__Task to complete__. Report how many lines contain "some", with no other words.

— Start Entries supplied —

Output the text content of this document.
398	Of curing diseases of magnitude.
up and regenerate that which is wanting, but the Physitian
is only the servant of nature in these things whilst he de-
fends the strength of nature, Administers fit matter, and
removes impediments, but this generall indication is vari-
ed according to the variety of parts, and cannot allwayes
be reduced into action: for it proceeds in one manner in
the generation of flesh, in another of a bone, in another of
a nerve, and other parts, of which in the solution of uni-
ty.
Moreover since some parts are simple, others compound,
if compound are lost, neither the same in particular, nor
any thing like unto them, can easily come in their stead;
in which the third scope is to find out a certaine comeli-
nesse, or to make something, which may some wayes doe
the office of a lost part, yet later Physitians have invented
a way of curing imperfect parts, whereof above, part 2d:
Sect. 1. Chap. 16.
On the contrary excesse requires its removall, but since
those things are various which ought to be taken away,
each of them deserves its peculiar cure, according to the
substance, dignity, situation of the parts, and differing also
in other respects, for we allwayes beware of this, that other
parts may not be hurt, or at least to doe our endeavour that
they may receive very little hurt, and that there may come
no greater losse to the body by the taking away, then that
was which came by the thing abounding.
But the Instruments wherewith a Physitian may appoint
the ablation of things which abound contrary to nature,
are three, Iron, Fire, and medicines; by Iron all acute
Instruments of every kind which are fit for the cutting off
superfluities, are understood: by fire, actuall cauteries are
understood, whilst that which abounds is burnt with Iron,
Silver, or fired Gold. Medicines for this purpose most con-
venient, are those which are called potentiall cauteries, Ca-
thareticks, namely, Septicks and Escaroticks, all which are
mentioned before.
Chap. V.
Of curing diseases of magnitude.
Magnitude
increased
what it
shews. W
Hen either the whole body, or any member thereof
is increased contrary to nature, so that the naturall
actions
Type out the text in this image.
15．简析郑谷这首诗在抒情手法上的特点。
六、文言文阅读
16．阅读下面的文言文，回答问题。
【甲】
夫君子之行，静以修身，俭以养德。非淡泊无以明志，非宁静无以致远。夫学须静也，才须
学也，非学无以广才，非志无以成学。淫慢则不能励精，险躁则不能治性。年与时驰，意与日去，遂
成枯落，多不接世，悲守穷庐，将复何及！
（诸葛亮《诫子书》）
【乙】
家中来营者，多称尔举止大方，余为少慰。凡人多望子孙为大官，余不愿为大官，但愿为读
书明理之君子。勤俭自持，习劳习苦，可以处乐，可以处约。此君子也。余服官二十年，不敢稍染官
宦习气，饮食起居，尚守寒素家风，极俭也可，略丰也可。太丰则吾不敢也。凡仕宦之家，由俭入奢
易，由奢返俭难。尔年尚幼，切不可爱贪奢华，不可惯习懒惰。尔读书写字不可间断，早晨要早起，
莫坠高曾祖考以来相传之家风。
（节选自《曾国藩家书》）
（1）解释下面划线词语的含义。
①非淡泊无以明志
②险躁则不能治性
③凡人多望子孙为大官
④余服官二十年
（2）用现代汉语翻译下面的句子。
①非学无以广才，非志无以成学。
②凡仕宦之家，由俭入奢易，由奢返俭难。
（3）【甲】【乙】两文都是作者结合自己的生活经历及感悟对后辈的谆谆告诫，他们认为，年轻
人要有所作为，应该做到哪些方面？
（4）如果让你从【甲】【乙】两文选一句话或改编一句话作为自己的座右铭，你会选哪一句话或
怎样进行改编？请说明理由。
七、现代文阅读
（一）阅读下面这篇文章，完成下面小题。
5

— End Entries supplied —

__The completed task__. 2